(Extracted records)
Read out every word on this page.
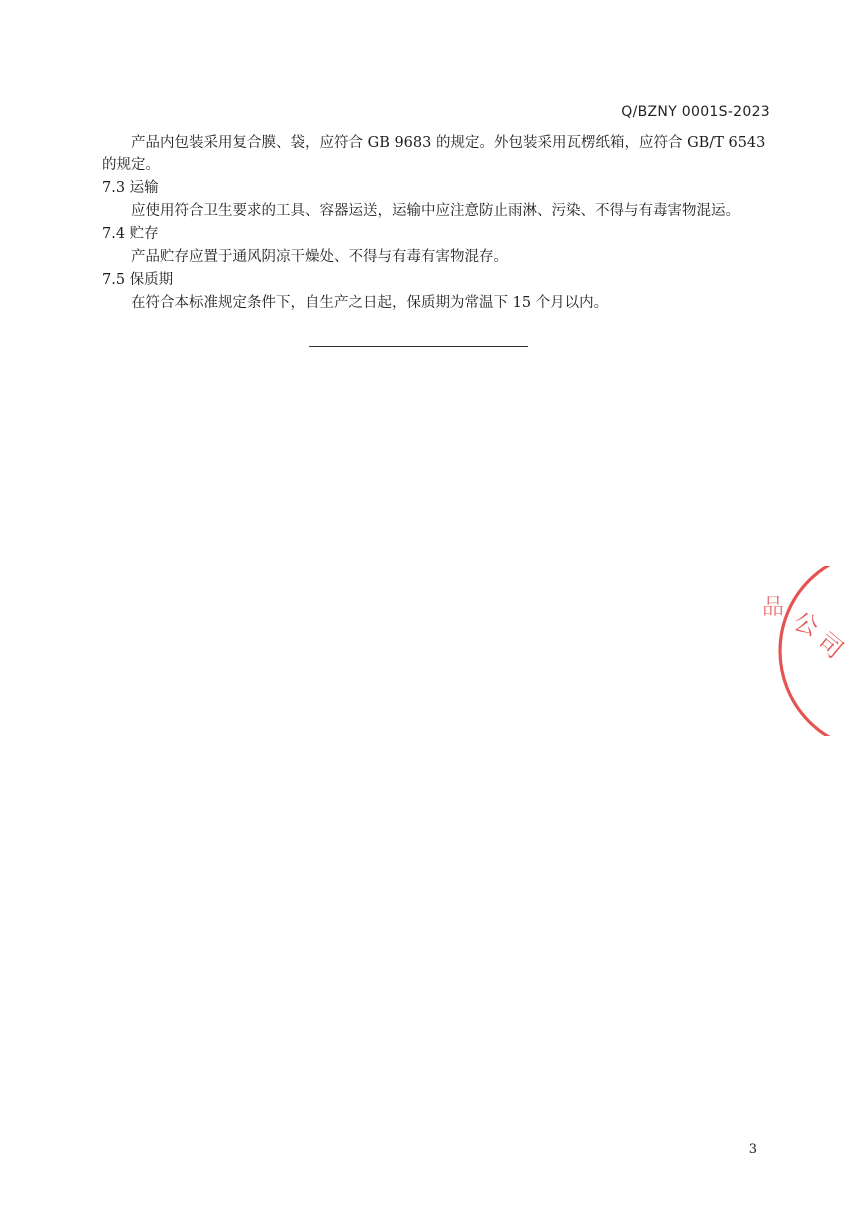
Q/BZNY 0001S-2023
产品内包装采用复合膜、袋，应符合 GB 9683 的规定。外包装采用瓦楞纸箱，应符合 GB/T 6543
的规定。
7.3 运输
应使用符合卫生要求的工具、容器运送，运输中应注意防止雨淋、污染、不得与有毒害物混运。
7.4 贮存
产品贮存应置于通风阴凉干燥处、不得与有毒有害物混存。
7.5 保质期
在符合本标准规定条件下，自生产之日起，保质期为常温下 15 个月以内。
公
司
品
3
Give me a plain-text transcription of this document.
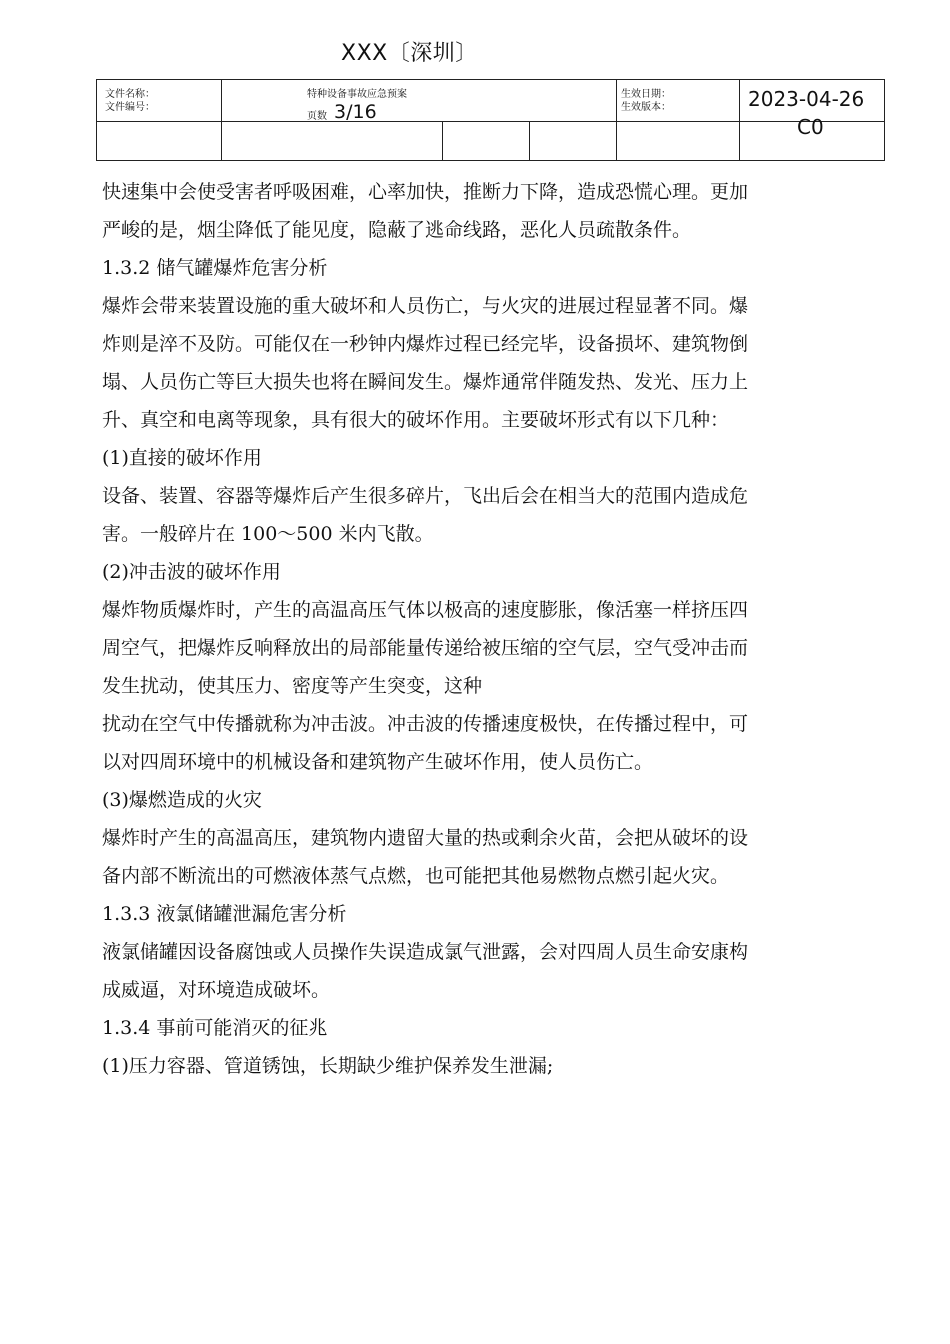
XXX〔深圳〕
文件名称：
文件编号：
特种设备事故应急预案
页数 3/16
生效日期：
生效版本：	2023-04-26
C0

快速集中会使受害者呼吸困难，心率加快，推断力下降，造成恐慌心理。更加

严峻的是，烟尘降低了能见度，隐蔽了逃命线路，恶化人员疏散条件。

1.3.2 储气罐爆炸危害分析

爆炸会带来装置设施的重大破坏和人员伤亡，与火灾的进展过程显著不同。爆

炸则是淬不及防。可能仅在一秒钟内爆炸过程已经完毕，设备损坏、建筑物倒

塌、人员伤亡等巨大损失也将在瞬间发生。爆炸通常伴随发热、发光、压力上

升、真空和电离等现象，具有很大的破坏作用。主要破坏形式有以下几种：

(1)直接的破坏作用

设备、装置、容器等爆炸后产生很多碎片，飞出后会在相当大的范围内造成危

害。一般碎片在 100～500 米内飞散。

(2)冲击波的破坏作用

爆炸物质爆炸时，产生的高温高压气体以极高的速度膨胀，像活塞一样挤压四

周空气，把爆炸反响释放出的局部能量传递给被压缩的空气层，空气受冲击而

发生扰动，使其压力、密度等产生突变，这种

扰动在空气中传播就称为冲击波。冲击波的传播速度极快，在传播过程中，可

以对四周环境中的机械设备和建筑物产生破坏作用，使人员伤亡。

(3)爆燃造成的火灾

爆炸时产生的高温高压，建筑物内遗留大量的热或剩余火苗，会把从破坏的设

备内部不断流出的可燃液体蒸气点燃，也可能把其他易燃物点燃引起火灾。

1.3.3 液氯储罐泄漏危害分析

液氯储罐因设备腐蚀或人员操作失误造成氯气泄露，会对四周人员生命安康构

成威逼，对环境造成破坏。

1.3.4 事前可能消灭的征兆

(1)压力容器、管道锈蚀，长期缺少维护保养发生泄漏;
---
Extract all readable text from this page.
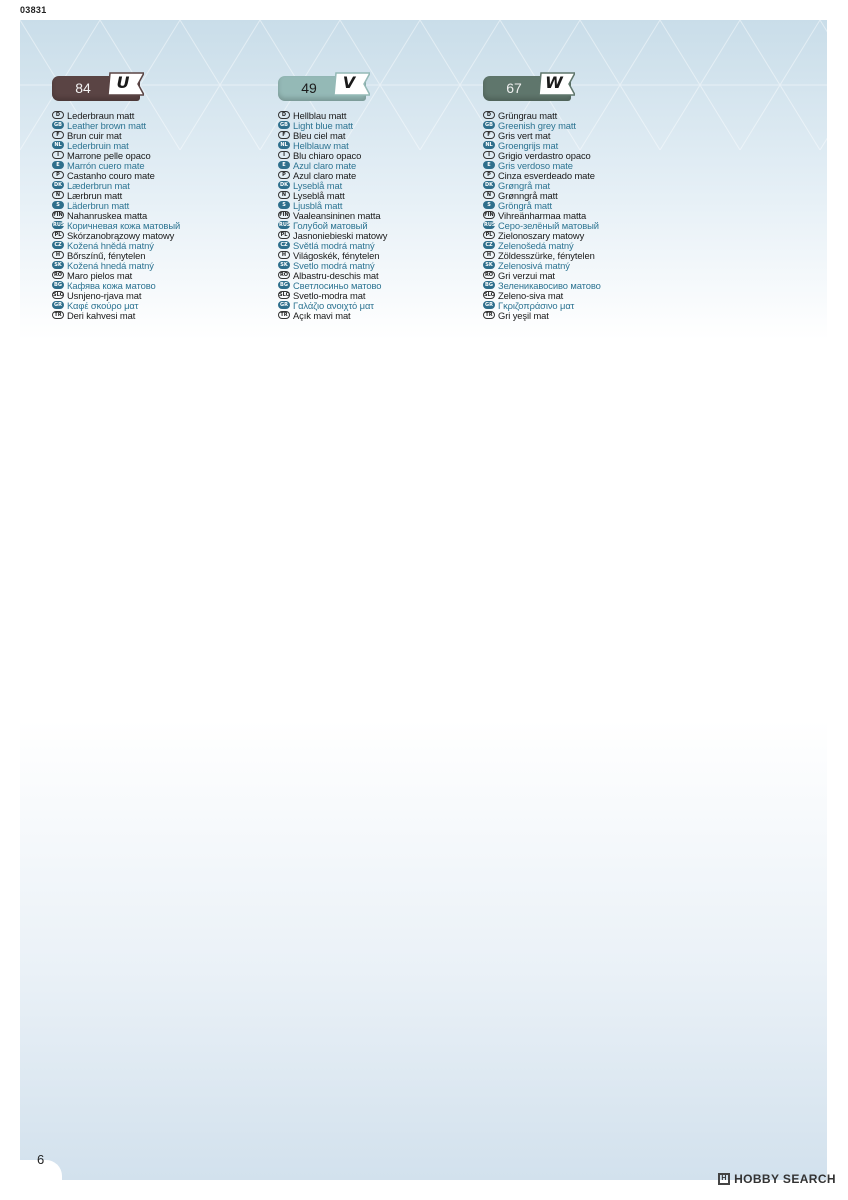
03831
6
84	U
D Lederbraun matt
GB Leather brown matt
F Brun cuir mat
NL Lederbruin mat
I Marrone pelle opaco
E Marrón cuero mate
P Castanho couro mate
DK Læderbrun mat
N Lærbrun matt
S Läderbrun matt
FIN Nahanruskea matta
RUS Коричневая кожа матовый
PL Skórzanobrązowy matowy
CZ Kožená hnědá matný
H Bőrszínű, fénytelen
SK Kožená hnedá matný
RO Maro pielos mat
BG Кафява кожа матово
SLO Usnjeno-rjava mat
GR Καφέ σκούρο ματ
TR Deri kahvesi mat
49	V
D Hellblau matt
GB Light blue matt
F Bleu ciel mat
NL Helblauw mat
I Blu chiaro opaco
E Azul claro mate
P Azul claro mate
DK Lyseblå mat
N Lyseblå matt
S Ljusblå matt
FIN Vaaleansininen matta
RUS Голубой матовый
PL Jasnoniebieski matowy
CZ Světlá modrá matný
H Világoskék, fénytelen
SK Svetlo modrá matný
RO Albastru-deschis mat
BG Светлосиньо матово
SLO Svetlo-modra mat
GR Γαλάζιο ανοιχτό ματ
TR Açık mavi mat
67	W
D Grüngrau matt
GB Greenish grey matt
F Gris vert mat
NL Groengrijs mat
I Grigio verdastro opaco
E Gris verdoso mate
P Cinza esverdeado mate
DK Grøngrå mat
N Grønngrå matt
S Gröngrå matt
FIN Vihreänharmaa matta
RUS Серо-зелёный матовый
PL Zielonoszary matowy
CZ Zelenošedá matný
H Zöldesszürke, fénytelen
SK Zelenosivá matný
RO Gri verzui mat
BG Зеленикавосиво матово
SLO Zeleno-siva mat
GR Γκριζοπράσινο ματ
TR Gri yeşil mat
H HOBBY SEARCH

## WHAT IS EXPECTED
Filter the data for the string "this" and copy every line that has it.

## WORKED ANSWER
Read out every word on this page.
Give me a plain-text transcription of this document.
Extract all readable text from this page.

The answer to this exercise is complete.